[Required work]
Read the material below and count the lines holding the string "content". Give that count with nothing added.

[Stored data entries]
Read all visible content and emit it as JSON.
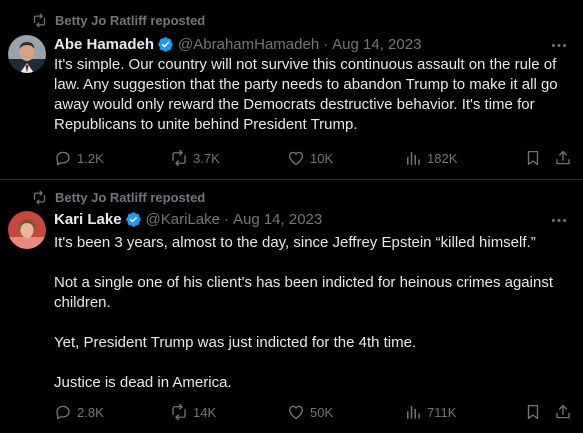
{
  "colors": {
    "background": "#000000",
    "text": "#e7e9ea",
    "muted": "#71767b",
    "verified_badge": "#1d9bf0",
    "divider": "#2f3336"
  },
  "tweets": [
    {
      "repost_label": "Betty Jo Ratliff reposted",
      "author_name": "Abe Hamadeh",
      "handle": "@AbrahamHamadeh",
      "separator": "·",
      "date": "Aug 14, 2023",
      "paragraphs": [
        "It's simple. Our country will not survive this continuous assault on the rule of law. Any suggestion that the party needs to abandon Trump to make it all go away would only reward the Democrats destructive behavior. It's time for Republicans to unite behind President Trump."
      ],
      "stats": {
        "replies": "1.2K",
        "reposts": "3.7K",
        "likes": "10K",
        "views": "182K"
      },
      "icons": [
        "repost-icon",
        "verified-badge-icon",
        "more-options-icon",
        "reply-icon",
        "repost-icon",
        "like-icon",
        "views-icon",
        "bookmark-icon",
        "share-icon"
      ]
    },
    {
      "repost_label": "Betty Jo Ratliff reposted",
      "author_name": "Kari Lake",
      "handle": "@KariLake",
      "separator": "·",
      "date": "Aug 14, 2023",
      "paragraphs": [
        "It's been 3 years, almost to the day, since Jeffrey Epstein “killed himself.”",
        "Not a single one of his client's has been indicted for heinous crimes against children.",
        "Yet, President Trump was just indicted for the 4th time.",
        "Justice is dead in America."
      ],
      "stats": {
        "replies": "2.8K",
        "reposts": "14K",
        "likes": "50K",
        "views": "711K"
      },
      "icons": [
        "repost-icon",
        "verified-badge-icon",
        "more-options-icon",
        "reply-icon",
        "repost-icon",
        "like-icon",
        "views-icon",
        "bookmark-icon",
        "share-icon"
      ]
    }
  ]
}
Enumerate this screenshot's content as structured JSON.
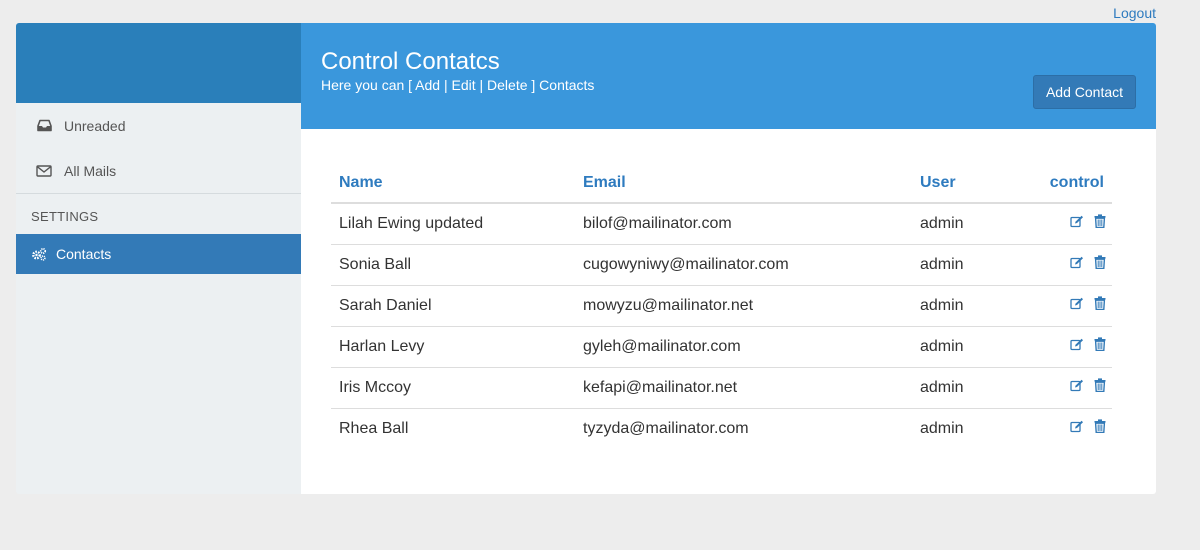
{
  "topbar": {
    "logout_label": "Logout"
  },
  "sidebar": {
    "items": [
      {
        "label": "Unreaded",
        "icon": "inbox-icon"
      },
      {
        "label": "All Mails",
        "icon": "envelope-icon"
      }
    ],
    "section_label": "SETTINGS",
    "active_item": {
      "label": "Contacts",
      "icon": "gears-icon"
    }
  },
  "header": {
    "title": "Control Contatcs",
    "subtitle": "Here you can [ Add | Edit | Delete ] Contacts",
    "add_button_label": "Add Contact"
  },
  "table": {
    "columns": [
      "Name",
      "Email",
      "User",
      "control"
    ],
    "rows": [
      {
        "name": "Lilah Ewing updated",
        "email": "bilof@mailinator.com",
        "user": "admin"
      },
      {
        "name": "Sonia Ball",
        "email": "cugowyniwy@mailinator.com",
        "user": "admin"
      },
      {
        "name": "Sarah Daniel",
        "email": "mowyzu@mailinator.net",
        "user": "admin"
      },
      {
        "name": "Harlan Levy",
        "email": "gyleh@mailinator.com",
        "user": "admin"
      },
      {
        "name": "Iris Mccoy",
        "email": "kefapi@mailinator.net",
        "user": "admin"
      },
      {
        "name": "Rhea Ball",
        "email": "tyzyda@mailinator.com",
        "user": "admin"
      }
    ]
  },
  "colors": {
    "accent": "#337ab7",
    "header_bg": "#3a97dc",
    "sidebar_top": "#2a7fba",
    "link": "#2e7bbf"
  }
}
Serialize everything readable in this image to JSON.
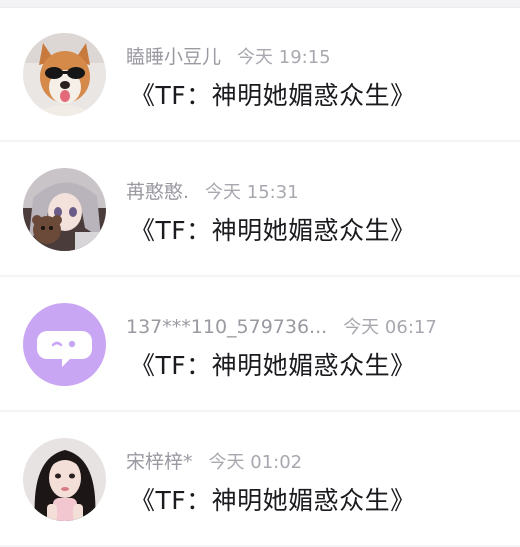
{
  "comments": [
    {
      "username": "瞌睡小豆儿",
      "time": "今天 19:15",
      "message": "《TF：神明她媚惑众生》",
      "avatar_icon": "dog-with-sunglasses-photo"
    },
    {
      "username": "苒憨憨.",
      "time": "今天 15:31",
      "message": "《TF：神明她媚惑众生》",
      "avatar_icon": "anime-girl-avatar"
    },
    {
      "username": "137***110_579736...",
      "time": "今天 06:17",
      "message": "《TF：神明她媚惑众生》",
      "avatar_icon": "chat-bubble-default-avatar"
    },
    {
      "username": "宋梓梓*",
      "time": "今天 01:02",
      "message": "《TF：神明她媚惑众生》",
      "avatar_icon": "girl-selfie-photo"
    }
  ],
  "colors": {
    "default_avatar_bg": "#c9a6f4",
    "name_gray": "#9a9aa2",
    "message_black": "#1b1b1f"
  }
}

[Written response]
2